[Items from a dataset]
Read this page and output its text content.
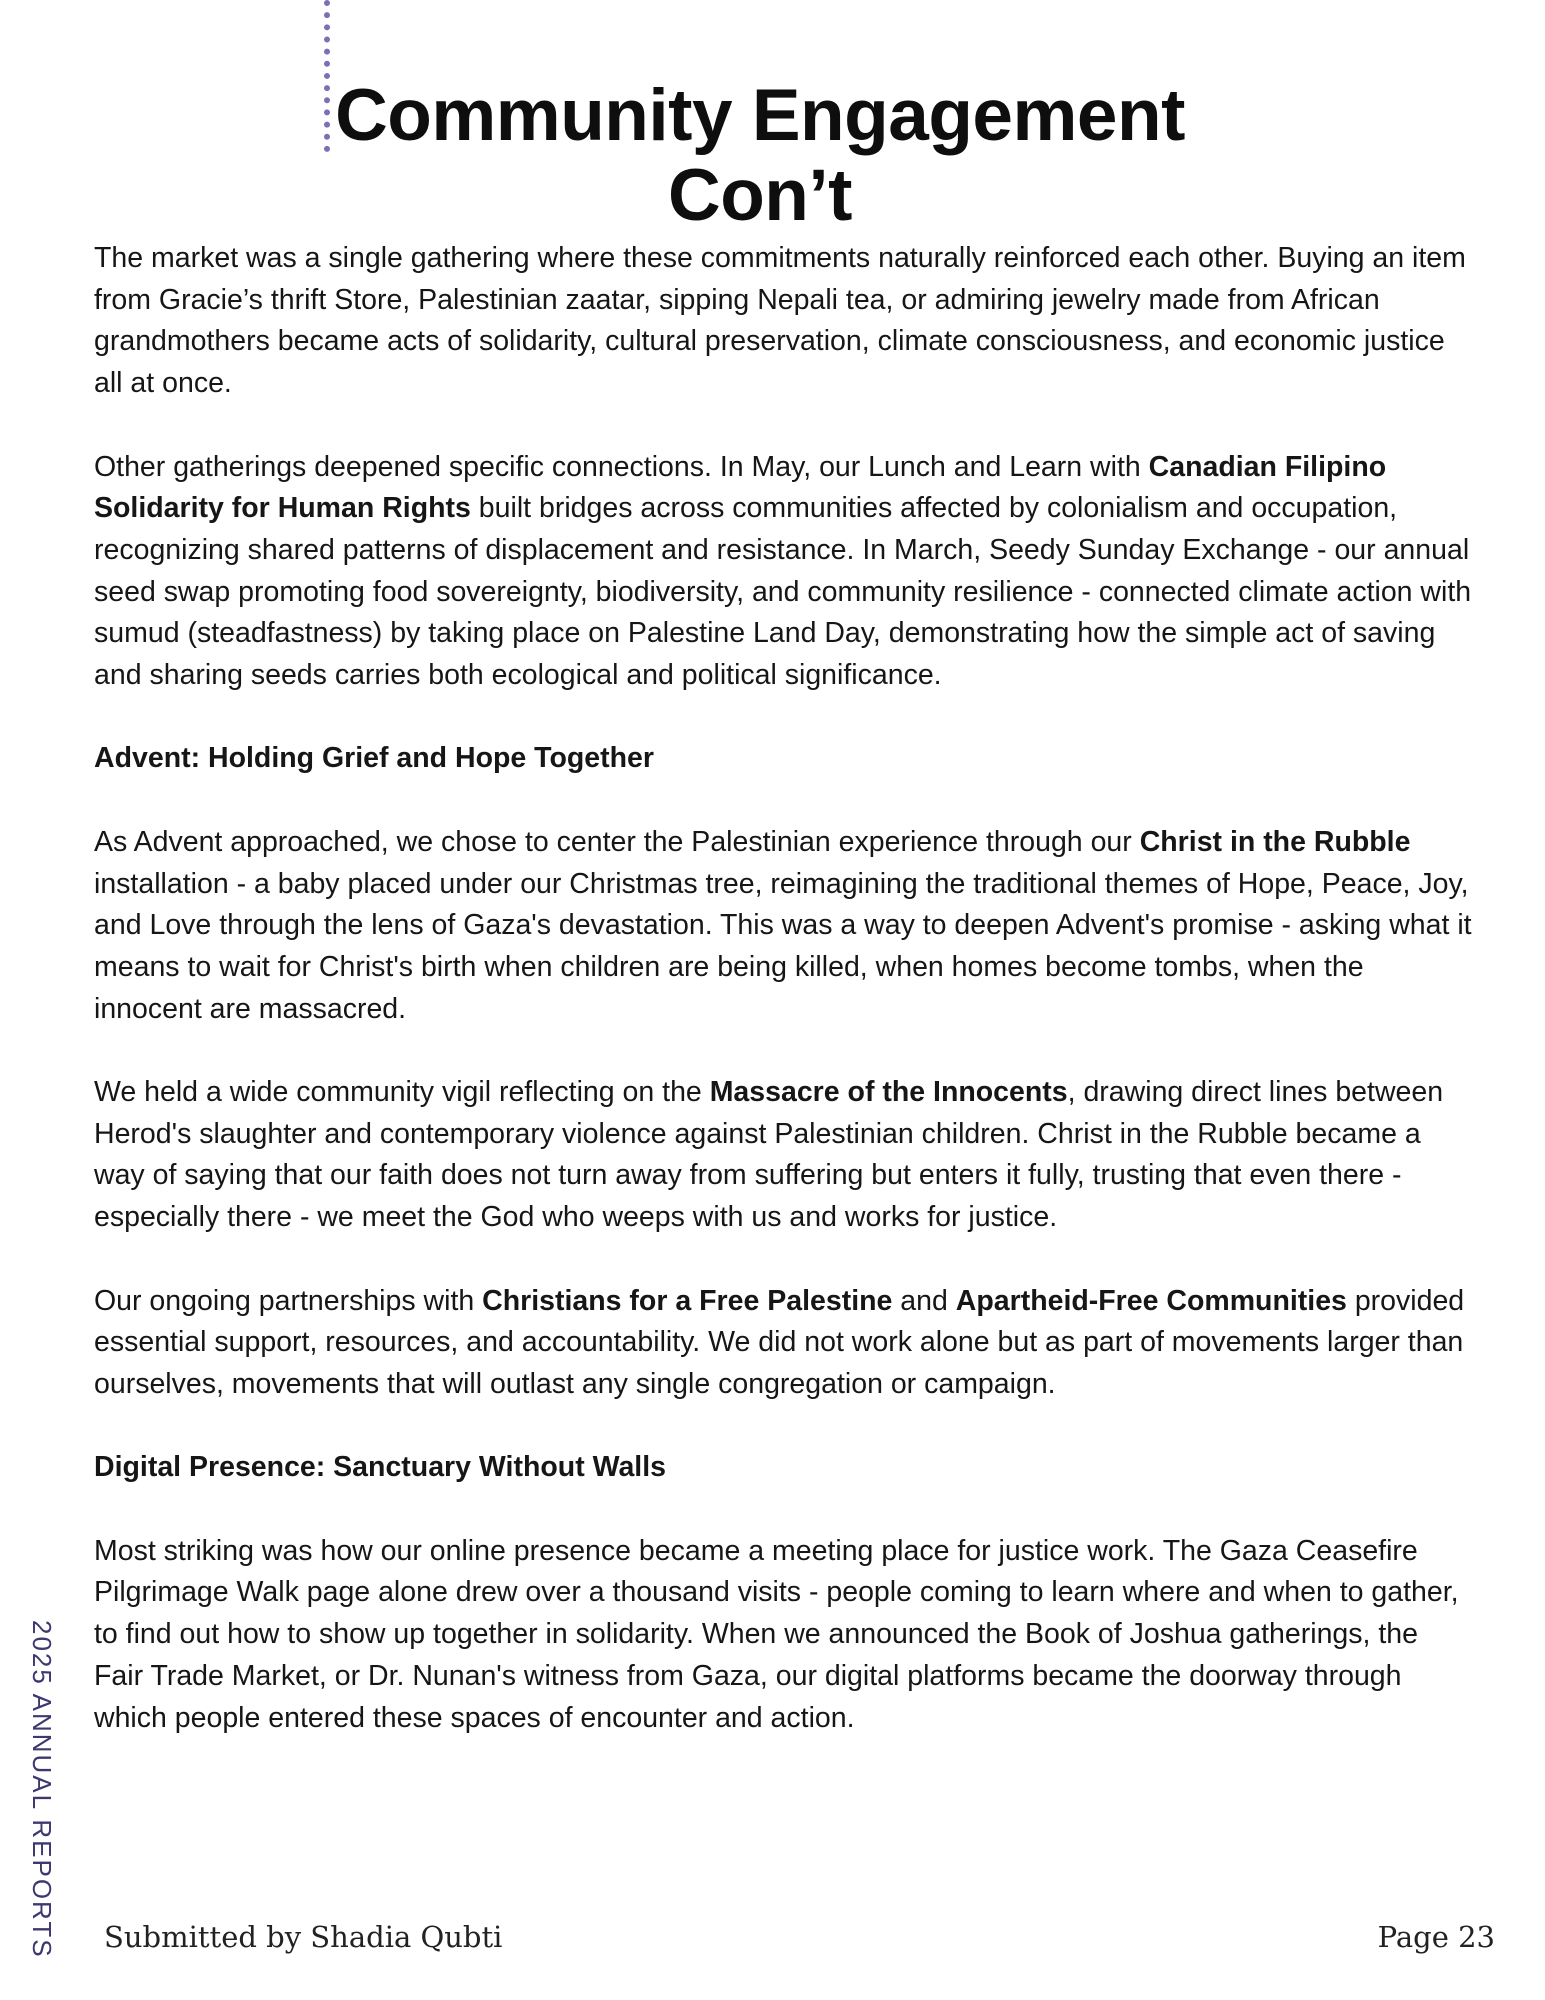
Community Engagement
Con’t

The market was a single gathering where these commitments naturally reinforced each other. Buying an item from Gracie’s thrift Store, Palestinian zaatar, sipping Nepali tea, or admiring jewelry made from African grandmothers became acts of solidarity, cultural preservation, climate consciousness, and economic justice all at once.

Other gatherings deepened specific connections. In May, our Lunch and Learn with Canadian Filipino Solidarity for Human Rights built bridges across communities affected by colonialism and occupation, recognizing shared patterns of displacement and resistance. In March, Seedy Sunday Exchange - our annual seed swap promoting food sovereignty, biodiversity, and community resilience - connected climate action with sumud (steadfastness) by taking place on Palestine Land Day, demonstrating how the simple act of saving and sharing seeds carries both ecological and political significance.

Advent: Holding Grief and Hope Together

As Advent approached, we chose to center the Palestinian experience through our Christ in the Rubble installation - a baby placed under our Christmas tree, reimagining the traditional themes of Hope, Peace, Joy, and Love through the lens of Gaza's devastation. This was a way to deepen Advent's promise - asking what it means to wait for Christ's birth when children are being killed, when homes become tombs, when the innocent are massacred.

We held a wide community vigil reflecting on the Massacre of the Innocents, drawing direct lines between Herod's slaughter and contemporary violence against Palestinian children. Christ in the Rubble became a way of saying that our faith does not turn away from suffering but enters it fully, trusting that even there - especially there - we meet the God who weeps with us and works for justice.

Our ongoing partnerships with Christians for a Free Palestine and Apartheid-Free Communities provided essential support, resources, and accountability. We did not work alone but as part of movements larger than ourselves, movements that will outlast any single congregation or campaign.

Digital Presence: Sanctuary Without Walls

Most striking was how our online presence became a meeting place for justice work. The Gaza Ceasefire Pilgrimage Walk page alone drew over a thousand visits - people coming to learn where and when to gather, to find out how to show up together in solidarity. When we announced the Book of Joshua gatherings, the Fair Trade Market, or Dr. Nunan's witness from Gaza, our digital platforms became the doorway through which people entered these spaces of encounter and action.

2025 ANNUAL REPORTS Submitted by Shadia Qubti	Page 23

Task description: Find and copy each line above that includes the string "single".

The response:
The market was a single gathering where these commitments naturally reinforced each other. Buying an item from Gracie’s thrift Store, Palestinian zaatar, sipping Nepali tea, or admiring jewelry made from African grandmothers became acts of solidarity, cultural preservation, climate consciousness, and economic justice all at once.
Our ongoing partnerships with Christians for a Free Palestine and Apartheid-Free Communities provided essential support, resources, and accountability. We did not work alone but as part of movements larger than ourselves, movements that will outlast any single congregation or campaign.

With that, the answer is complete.